▶ **TASK OBJECTIVE**
Go through the entries below and pick out every line with "zorder".

▶ **DATA SHOWN**
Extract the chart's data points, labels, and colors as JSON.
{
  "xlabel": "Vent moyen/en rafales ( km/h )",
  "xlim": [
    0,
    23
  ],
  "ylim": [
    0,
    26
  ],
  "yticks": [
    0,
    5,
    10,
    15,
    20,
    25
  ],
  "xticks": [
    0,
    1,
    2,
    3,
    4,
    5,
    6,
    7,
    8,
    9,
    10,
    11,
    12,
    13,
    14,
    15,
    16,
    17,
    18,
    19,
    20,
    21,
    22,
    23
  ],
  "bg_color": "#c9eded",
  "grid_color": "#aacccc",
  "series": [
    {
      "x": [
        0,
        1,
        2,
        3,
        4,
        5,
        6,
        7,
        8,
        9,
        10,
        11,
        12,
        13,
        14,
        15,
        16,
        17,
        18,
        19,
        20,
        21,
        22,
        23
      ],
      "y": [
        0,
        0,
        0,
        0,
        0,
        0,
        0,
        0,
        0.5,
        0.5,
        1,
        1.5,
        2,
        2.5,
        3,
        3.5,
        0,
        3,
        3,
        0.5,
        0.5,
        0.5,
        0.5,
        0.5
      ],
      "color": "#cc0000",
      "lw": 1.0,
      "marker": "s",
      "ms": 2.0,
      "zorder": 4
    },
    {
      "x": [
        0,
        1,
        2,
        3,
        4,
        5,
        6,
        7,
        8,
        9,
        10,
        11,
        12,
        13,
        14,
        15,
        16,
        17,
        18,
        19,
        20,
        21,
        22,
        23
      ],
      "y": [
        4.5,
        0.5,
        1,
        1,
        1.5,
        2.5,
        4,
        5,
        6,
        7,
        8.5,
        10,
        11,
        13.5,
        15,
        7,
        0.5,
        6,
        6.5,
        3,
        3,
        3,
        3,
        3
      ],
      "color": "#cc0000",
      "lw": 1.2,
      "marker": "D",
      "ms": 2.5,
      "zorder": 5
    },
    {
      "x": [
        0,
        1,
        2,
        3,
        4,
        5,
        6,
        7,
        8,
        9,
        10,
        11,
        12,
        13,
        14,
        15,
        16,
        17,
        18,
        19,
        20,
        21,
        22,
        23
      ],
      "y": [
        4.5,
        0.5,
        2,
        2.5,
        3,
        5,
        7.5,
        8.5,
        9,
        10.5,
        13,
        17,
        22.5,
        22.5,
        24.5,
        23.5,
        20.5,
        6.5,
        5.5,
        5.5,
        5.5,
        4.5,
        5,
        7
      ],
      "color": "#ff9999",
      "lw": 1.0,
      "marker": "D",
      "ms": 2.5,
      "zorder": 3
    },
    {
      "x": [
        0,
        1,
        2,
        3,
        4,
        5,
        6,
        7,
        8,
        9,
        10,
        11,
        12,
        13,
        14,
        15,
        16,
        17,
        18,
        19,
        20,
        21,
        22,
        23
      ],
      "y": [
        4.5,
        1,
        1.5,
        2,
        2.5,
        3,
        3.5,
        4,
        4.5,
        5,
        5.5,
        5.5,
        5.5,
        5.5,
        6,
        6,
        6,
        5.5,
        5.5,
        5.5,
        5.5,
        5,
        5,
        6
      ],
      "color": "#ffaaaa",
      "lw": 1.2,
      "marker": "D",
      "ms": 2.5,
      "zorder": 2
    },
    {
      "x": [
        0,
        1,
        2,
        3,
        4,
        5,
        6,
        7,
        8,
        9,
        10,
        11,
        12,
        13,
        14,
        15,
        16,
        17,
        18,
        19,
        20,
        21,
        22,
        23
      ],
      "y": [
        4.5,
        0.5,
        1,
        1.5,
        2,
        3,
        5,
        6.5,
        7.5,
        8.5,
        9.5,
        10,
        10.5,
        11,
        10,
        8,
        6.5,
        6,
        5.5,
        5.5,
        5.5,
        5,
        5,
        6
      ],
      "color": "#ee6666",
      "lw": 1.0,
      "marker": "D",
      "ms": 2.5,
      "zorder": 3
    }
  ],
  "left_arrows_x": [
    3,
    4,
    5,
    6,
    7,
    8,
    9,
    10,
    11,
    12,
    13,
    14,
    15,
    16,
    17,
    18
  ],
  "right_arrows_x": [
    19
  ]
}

▶ **FINISHED ANSWER**
      "zorder": 4
      "zorder": 5
      "zorder": 3
      "zorder": 2
      "zorder": 3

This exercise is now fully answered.